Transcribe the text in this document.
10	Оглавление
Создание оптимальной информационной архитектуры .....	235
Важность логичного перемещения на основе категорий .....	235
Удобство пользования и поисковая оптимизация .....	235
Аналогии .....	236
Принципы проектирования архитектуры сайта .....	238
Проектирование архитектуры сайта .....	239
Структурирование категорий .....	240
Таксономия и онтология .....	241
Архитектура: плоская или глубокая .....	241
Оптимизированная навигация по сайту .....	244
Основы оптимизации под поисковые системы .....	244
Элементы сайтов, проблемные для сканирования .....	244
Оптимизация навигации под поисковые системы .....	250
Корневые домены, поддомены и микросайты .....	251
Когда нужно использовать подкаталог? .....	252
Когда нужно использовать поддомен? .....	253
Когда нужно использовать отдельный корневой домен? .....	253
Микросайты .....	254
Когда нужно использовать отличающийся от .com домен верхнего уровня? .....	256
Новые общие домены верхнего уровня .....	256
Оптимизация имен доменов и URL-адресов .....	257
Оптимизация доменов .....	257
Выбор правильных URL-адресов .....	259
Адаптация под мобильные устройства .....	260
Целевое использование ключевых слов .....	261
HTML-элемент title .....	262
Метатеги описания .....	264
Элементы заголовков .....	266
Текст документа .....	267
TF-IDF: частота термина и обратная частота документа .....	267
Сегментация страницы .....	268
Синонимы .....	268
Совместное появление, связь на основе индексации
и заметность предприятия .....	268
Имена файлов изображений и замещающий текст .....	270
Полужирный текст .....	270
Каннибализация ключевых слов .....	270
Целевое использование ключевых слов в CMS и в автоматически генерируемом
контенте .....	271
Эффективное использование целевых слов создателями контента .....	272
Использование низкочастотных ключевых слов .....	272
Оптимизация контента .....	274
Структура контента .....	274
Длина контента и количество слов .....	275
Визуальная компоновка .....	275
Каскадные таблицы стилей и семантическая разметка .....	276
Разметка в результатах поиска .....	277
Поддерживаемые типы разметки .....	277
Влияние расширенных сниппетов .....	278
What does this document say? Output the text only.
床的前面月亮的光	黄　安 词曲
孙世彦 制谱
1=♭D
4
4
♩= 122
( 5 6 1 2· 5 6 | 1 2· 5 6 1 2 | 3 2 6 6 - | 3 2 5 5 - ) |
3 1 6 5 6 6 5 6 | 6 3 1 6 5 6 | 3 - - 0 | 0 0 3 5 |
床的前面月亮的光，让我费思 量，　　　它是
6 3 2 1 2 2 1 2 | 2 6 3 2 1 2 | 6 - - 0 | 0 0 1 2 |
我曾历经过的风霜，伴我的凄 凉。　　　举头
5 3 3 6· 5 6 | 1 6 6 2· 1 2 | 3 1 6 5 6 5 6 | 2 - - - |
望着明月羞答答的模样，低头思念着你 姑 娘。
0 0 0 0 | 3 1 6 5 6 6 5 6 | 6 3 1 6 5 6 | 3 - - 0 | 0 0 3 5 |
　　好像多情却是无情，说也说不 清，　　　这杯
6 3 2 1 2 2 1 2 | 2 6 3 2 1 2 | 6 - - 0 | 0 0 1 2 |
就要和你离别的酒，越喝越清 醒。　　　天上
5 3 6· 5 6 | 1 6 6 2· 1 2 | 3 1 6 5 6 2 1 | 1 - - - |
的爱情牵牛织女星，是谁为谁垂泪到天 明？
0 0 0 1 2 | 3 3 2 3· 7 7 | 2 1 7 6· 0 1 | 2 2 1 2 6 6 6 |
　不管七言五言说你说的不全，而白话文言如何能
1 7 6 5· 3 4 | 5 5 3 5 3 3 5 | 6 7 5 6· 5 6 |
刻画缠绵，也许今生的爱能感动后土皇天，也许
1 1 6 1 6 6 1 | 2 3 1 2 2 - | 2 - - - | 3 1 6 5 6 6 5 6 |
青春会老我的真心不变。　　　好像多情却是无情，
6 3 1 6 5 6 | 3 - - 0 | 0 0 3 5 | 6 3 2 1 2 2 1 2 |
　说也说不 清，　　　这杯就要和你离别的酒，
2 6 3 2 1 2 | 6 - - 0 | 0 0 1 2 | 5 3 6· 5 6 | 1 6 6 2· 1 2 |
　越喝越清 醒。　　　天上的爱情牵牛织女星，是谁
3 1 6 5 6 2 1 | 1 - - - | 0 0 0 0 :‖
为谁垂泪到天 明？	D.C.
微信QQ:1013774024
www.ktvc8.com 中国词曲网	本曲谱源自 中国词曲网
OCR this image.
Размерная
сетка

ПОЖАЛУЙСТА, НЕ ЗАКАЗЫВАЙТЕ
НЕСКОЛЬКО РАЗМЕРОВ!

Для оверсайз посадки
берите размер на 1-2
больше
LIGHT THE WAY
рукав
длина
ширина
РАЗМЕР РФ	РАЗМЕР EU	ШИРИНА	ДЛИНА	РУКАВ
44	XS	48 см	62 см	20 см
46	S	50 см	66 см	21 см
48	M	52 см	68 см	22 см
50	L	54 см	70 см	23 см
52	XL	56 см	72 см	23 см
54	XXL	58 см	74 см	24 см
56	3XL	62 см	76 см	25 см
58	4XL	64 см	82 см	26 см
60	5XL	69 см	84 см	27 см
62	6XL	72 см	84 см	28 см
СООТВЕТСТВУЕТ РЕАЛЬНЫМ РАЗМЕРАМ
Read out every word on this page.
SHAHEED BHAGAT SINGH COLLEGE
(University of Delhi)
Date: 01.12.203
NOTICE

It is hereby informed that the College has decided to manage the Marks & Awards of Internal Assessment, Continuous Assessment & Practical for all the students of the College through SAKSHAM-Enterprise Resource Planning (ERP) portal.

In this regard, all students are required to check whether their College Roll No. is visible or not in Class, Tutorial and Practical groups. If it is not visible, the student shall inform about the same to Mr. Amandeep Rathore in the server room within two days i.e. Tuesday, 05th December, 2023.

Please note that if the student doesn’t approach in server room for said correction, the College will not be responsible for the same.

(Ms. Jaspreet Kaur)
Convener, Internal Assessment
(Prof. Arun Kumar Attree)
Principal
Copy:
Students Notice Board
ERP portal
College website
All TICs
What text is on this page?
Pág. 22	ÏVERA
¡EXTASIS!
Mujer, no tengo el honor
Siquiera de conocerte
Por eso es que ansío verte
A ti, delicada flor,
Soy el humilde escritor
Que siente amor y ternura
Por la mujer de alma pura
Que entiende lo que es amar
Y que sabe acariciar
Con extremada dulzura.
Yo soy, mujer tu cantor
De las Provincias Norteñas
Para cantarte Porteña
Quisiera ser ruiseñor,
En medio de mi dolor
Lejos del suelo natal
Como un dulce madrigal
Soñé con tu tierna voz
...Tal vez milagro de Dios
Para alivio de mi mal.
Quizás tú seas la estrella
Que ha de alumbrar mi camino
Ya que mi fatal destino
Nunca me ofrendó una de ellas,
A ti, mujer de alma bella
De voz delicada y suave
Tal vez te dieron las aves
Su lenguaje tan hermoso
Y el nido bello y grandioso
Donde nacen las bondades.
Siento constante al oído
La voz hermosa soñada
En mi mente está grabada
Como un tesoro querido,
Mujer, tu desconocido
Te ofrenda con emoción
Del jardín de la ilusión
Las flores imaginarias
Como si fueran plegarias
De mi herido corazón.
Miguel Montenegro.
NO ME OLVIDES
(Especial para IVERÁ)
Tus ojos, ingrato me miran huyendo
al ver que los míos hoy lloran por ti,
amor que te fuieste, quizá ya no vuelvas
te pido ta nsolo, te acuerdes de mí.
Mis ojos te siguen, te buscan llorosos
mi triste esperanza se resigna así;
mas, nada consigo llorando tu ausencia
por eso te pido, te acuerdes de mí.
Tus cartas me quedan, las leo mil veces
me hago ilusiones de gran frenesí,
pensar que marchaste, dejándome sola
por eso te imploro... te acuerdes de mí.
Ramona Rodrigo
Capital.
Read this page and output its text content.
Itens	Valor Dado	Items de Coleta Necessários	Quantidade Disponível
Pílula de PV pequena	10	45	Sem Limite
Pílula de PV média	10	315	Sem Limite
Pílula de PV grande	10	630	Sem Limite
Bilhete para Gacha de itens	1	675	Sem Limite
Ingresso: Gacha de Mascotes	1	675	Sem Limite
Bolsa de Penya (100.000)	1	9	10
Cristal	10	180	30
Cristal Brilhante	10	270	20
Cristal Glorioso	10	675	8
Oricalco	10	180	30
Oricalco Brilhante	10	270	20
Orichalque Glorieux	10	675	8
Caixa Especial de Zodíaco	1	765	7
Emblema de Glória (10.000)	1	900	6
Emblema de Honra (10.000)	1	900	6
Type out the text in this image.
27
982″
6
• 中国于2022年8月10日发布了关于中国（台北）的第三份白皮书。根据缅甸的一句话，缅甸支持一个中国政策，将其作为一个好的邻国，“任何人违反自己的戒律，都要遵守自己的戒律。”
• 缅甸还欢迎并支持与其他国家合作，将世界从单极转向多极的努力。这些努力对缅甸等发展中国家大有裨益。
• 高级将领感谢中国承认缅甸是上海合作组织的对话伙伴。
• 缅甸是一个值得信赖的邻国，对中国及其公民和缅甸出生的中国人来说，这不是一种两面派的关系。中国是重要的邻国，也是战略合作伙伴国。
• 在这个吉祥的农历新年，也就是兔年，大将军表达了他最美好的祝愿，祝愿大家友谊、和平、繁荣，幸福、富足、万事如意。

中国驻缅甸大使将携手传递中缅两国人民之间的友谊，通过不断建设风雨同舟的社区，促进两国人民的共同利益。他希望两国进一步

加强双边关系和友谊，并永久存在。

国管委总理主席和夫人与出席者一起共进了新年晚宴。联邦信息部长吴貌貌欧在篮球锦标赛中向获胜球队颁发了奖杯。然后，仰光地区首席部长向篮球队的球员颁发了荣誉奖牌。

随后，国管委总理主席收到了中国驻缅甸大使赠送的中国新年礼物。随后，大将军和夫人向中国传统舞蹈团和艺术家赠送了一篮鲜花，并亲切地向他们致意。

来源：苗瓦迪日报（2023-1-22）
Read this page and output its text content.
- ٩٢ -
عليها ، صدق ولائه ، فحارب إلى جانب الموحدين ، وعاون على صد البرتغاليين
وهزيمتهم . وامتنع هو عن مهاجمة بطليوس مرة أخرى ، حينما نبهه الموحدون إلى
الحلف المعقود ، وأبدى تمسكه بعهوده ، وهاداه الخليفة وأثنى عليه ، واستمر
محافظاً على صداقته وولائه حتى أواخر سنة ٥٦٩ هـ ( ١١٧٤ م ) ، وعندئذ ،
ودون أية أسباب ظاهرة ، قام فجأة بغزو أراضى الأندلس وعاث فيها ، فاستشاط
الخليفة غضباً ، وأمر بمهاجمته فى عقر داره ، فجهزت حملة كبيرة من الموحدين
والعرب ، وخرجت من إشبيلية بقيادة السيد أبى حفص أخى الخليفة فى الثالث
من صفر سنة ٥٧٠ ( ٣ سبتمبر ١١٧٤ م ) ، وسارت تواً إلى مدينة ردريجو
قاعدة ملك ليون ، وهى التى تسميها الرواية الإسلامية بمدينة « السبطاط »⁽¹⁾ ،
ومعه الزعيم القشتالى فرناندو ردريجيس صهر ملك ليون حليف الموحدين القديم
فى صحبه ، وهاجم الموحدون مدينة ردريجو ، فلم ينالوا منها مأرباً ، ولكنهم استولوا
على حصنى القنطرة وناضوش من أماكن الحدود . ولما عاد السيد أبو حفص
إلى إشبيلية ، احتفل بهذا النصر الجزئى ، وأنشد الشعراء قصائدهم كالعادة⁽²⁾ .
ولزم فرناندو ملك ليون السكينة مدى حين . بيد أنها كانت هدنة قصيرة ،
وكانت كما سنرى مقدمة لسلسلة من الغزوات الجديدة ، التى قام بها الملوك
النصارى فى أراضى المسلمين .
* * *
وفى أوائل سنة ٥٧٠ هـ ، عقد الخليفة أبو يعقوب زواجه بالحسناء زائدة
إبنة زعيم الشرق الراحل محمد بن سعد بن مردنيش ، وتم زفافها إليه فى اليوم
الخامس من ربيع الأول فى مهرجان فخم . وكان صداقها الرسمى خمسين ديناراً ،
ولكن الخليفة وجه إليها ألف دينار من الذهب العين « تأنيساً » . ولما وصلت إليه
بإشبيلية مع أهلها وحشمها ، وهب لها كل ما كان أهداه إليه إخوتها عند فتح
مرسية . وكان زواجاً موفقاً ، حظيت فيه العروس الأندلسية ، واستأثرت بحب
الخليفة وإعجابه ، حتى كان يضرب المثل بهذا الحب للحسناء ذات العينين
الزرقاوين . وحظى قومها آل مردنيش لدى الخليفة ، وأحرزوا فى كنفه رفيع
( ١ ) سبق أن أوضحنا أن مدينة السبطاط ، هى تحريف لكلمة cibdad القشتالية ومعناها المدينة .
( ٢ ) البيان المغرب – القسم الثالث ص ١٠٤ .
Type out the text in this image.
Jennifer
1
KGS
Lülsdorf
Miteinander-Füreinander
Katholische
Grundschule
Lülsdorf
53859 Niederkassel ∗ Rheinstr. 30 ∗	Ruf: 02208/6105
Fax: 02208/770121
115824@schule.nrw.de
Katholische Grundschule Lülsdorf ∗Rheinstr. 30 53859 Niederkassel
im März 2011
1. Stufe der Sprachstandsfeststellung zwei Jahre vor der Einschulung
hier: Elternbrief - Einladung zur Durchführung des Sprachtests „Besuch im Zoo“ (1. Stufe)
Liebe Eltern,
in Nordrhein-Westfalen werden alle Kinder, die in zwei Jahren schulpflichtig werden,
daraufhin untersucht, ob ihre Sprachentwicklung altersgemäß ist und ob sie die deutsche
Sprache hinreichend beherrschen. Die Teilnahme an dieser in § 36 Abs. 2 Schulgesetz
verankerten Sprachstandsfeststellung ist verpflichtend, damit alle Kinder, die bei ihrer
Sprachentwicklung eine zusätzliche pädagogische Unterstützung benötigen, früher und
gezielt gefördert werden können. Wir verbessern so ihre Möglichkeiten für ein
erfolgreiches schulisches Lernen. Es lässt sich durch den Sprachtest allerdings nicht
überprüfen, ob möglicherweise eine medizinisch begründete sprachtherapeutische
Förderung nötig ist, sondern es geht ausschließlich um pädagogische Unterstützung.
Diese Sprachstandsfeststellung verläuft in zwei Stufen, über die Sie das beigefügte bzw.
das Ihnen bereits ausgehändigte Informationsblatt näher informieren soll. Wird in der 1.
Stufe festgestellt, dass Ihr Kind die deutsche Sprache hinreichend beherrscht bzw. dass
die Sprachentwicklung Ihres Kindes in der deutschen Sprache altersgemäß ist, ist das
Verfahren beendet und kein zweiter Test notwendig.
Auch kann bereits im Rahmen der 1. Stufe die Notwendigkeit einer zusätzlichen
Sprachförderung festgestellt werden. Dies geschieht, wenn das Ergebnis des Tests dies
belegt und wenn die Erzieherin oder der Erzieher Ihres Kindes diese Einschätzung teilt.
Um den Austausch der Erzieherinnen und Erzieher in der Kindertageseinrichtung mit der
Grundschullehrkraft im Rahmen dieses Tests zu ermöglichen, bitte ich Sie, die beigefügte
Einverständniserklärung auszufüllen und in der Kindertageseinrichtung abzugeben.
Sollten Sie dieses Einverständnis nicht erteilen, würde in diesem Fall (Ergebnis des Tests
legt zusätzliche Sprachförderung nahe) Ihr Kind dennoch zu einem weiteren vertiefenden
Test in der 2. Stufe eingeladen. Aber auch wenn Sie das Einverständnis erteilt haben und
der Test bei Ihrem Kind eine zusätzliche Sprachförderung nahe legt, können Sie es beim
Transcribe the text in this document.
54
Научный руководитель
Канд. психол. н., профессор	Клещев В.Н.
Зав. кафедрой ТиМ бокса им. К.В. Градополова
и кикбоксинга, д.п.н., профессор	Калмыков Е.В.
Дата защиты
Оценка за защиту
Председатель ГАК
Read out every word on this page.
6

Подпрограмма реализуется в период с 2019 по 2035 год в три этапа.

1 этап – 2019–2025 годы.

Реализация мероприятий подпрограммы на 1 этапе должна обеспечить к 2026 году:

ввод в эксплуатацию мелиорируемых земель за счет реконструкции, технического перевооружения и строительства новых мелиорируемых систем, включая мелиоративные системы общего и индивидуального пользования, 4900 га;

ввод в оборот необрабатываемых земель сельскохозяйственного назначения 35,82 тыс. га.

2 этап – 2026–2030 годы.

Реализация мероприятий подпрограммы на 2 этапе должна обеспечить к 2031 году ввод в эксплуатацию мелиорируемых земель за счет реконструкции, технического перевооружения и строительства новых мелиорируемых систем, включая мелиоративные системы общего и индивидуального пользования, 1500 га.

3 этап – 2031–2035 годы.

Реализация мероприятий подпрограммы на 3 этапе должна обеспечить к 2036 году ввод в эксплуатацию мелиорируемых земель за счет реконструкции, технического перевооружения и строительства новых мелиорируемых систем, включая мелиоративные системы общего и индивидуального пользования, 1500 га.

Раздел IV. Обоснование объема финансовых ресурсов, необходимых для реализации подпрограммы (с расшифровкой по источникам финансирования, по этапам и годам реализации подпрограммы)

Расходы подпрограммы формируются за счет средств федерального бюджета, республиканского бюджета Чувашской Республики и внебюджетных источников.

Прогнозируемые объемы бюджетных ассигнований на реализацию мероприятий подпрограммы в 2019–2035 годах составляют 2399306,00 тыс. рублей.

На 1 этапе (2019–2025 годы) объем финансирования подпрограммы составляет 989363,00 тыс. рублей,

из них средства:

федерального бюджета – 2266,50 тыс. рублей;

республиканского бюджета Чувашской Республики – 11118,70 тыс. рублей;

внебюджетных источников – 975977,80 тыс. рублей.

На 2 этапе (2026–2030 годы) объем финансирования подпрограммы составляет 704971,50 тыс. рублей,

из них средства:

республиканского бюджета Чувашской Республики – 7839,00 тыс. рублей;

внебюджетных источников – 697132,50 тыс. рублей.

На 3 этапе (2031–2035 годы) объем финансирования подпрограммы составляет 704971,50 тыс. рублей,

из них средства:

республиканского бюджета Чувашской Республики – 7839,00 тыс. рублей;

* _TASK REQUIREMENTS_:
Find every line that has "bereits" in it, then return those lines.

* _EXERCISE OUTPUT_:
das Ihnen bereits ausgehändigte Informationsblatt näher informieren soll. Wird in der 1.
Auch kann bereits im Rahmen der 1. Stufe die Notwendigkeit einer zusätzlichen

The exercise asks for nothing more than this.